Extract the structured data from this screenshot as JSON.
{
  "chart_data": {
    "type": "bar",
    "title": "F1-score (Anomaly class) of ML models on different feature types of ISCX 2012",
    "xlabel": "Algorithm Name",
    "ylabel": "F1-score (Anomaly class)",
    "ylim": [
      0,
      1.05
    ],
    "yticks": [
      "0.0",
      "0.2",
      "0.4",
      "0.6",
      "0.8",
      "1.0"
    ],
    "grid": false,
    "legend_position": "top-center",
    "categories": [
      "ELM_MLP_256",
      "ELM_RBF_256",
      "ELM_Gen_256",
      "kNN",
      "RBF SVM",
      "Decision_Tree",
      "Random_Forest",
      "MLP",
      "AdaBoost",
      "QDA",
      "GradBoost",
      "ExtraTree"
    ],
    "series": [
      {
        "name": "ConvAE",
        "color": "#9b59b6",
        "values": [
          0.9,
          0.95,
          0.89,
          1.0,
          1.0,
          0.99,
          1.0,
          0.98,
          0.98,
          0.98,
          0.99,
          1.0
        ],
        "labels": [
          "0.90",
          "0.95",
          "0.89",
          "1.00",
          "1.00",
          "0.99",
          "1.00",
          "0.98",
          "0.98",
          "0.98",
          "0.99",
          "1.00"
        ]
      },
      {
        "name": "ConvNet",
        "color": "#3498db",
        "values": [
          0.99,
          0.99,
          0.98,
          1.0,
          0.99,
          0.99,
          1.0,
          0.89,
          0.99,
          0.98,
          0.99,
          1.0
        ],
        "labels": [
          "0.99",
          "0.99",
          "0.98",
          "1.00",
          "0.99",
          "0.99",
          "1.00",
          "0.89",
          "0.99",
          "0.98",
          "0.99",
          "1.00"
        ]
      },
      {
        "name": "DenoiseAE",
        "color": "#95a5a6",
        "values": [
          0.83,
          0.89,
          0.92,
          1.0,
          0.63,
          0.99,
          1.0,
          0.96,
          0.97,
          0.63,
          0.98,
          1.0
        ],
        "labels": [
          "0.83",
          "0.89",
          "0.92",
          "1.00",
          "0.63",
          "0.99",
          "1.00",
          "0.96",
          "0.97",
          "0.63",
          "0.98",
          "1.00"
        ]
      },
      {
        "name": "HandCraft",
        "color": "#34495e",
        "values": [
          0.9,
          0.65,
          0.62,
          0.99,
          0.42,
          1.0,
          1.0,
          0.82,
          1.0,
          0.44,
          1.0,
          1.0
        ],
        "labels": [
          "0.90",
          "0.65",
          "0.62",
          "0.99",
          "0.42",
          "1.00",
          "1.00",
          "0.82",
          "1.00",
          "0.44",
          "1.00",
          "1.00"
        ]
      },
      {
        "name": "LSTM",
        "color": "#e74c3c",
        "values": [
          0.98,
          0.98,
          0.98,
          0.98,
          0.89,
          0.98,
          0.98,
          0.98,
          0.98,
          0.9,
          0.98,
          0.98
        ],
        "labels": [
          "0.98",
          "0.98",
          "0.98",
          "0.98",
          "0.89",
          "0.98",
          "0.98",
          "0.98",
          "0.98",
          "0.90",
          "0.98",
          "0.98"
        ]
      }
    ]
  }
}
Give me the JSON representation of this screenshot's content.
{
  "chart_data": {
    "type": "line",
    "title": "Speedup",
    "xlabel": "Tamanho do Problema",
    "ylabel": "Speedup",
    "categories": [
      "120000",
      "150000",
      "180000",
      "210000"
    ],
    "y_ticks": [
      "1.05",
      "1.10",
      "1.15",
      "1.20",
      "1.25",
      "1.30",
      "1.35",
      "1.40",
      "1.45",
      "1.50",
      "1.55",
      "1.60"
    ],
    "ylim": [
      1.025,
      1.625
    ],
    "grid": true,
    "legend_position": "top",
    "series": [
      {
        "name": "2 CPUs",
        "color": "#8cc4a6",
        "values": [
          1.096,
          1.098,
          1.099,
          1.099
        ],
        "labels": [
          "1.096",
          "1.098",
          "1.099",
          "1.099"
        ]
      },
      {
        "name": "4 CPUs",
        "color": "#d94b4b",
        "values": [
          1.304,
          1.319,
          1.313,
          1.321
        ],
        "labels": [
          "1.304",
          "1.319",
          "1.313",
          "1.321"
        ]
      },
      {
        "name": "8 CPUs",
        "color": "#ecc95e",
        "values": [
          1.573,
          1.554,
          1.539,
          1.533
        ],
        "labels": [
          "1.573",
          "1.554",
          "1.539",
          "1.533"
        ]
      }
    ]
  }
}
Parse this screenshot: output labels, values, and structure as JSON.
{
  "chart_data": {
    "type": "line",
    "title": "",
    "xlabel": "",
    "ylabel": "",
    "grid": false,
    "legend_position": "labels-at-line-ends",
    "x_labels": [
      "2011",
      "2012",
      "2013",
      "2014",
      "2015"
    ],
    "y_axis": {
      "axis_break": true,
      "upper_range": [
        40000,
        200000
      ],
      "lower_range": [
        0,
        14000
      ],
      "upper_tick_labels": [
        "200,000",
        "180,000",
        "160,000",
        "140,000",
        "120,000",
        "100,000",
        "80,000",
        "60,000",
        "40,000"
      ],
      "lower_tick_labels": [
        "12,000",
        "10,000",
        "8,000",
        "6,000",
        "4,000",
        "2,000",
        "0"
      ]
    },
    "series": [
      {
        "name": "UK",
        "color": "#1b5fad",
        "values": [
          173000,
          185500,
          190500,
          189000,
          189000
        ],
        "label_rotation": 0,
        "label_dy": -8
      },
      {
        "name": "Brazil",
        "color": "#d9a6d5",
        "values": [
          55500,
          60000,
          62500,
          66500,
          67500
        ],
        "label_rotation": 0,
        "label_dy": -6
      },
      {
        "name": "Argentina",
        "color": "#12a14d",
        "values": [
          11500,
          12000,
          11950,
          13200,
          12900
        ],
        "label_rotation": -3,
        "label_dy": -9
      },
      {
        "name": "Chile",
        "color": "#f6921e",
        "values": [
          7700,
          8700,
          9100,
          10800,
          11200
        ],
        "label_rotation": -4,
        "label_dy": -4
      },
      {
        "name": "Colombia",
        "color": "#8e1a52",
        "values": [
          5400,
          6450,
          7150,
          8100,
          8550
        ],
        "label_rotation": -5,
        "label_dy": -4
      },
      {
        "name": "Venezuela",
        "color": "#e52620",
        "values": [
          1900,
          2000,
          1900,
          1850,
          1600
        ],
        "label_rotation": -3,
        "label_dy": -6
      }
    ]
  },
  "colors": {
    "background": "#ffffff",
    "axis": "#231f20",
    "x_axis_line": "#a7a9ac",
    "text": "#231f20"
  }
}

==*==

_TASK TO CARRY OUT_.
All lines in the data that contain the word "JSON" should be copied.

_REPLY TO THE TASK_.
Extract the structured data from this screenshot as JSON.
Give me the JSON representation of this screenshot's content.
Parse this screenshot: output labels, values, and structure as JSON.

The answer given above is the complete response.